::: RECORDS FOR THIS EXERCISE

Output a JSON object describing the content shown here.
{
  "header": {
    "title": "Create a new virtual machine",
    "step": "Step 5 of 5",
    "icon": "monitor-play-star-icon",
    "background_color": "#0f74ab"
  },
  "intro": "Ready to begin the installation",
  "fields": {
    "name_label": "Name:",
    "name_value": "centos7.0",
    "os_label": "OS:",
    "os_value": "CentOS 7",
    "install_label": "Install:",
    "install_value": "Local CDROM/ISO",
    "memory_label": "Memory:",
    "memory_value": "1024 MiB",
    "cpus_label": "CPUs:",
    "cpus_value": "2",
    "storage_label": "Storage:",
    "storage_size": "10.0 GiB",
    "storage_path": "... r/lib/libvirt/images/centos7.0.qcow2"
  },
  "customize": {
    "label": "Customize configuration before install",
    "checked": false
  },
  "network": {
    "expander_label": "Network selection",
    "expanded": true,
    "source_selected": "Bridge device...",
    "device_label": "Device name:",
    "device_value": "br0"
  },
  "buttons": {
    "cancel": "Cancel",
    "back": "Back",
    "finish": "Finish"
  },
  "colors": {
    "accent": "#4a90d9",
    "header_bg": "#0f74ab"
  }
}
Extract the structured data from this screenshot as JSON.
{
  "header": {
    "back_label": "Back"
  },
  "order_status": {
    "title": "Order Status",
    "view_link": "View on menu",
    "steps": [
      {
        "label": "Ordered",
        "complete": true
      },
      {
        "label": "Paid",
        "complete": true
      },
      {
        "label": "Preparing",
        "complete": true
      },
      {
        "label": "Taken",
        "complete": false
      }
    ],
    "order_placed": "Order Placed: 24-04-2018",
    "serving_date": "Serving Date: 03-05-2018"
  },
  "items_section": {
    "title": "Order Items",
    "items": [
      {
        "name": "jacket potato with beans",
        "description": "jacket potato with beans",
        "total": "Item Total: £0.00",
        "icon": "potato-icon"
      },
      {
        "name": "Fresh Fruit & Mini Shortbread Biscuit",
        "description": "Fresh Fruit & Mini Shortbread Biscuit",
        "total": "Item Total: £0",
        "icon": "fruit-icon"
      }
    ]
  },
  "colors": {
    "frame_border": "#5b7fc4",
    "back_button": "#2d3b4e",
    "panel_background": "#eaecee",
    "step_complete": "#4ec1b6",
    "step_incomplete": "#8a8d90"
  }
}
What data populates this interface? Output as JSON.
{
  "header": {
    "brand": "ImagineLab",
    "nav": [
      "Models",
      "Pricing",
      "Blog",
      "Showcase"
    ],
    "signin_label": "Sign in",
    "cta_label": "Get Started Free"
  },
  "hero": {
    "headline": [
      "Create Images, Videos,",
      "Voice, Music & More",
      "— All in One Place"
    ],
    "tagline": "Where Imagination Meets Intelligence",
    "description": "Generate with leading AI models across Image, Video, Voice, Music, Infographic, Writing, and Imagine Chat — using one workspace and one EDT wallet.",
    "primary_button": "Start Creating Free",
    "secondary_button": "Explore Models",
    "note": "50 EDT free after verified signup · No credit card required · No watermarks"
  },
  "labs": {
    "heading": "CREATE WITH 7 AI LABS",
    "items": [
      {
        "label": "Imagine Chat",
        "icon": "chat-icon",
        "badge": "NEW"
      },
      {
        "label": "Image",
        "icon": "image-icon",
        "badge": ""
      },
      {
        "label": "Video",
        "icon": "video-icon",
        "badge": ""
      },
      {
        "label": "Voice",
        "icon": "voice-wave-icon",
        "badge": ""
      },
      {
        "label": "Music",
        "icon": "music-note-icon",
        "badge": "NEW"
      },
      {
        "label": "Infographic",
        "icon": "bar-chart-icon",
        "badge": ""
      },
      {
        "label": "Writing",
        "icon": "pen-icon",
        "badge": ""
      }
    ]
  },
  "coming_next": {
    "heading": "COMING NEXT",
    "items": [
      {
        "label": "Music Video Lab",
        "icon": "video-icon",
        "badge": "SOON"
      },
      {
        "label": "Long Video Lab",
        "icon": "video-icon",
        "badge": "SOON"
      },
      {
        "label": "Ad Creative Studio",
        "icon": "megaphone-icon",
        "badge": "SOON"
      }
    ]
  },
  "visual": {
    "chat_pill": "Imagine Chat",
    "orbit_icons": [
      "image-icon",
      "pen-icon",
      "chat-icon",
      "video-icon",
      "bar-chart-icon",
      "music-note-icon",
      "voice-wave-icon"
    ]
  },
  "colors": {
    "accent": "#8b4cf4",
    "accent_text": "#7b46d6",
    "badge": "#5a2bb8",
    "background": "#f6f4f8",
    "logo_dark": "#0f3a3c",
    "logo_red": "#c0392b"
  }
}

::::::

Quote each line of the data above exactly as written.

=== EXERCISE RESPONSE ===
Output a JSON object describing the content shown here.
{
  "header": {
    "title": "Create a new virtual machine",
    "step": "Step 5 of 5",
    "icon": "monitor-play-star-icon",
    "background_color": "#0f74ab"
  },
  "intro": "Ready to begin the installation",
  "fields": {
    "name_label": "Name:",
    "name_value": "centos7.0",
    "os_label": "OS:",
    "os_value": "CentOS 7",
    "install_label": "Install:",
    "install_value": "Local CDROM/ISO",
    "memory_label": "Memory:",
    "memory_value": "1024 MiB",
    "cpus_label": "CPUs:",
    "cpus_value": "2",
    "storage_label": "Storage:",
    "storage_size": "10.0 GiB",
    "storage_path": "... r/lib/libvirt/images/centos7.0.qcow2"
  },
  "customize": {
    "label": "Customize configuration before install",
    "checked": false
  },
  "network": {
    "expander_label": "Network selection",
    "expanded": true,
    "source_selected": "Bridge device...",
    "device_label": "Device name:",
    "device_value": "br0"
  },
  "buttons": {
    "cancel": "Cancel",
    "back": "Back",
    "finish": "Finish"
  },
  "colors": {
    "accent": "#4a90d9",
    "header_bg": "#0f74ab"
  }
}
Extract the structured data from this screenshot as JSON.
{
  "header": {
    "back_label": "Back"
  },
  "order_status": {
    "title": "Order Status",
    "view_link": "View on menu",
    "steps": [
      {
        "label": "Ordered",
        "complete": true
      },
      {
        "label": "Paid",
        "complete": true
      },
      {
        "label": "Preparing",
        "complete": true
      },
      {
        "label": "Taken",
        "complete": false
      }
    ],
    "order_placed": "Order Placed: 24-04-2018",
    "serving_date": "Serving Date: 03-05-2018"
  },
  "items_section": {
    "title": "Order Items",
    "items": [
      {
        "name": "jacket potato with beans",
        "description": "jacket potato with beans",
        "total": "Item Total: £0.00",
        "icon": "potato-icon"
      },
      {
        "name": "Fresh Fruit & Mini Shortbread Biscuit",
        "description": "Fresh Fruit & Mini Shortbread Biscuit",
        "total": "Item Total: £0",
        "icon": "fruit-icon"
      }
    ]
  },
  "colors": {
    "frame_border": "#5b7fc4",
    "back_button": "#2d3b4e",
    "panel_background": "#eaecee",
    "step_complete": "#4ec1b6",
    "step_incomplete": "#8a8d90"
  }
}
What data populates this interface? Output as JSON.
{
  "header": {
    "brand": "ImagineLab",
    "nav": [
      "Models",
      "Pricing",
      "Blog",
      "Showcase"
    ],
    "signin_label": "Sign in",
    "cta_label": "Get Started Free"
  },
  "hero": {
    "headline": [
      "Create Images, Videos,",
      "Voice, Music & More",
      "— All in One Place"
    ],
    "tagline": "Where Imagination Meets Intelligence",
    "description": "Generate with leading AI models across Image, Video, Voice, Music, Infographic, Writing, and Imagine Chat — using one workspace and one EDT wallet.",
    "primary_button": "Start Creating Free",
    "secondary_button": "Explore Models",
    "note": "50 EDT free after verified signup · No credit card required · No watermarks"
  },
  "labs": {
    "heading": "CREATE WITH 7 AI LABS",
    "items": [
      {
        "label": "Imagine Chat",
        "icon": "chat-icon",
        "badge": "NEW"
      },
      {
        "label": "Image",
        "icon": "image-icon",
        "badge": ""
      },
      {
        "label": "Video",
        "icon": "video-icon",
        "badge": ""
      },
      {
        "label": "Voice",
        "icon": "voice-wave-icon",
        "badge": ""
      },
      {
        "label": "Music",
        "icon": "music-note-icon",
        "badge": "NEW"
      },
      {
        "label": "Infographic",
        "icon": "bar-chart-icon",
        "badge": ""
      },
      {
        "label": "Writing",
        "icon": "pen-icon",
        "badge": ""
      }
    ]
  },
  "coming_next": {
    "heading": "COMING NEXT",
    "items": [
      {
        "label": "Music Video Lab",
        "icon": "video-icon",
        "badge": "SOON"
      },
      {
        "label": "Long Video Lab",
        "icon": "video-icon",
        "badge": "SOON"
      },
      {
        "label": "Ad Creative Studio",
        "icon": "megaphone-icon",
        "badge": "SOON"
      }
    ]
  },
  "visual": {
    "chat_pill": "Imagine Chat",
    "orbit_icons": [
      "image-icon",
      "pen-icon",
      "chat-icon",
      "video-icon",
      "bar-chart-icon",
      "music-note-icon",
      "voice-wave-icon"
    ]
  },
  "colors": {
    "accent": "#8b4cf4",
    "accent_text": "#7b46d6",
    "badge": "#5a2bb8",
    "background": "#f6f4f8",
    "logo_dark": "#0f3a3c",
    "logo_red": "#c0392b"
  }
}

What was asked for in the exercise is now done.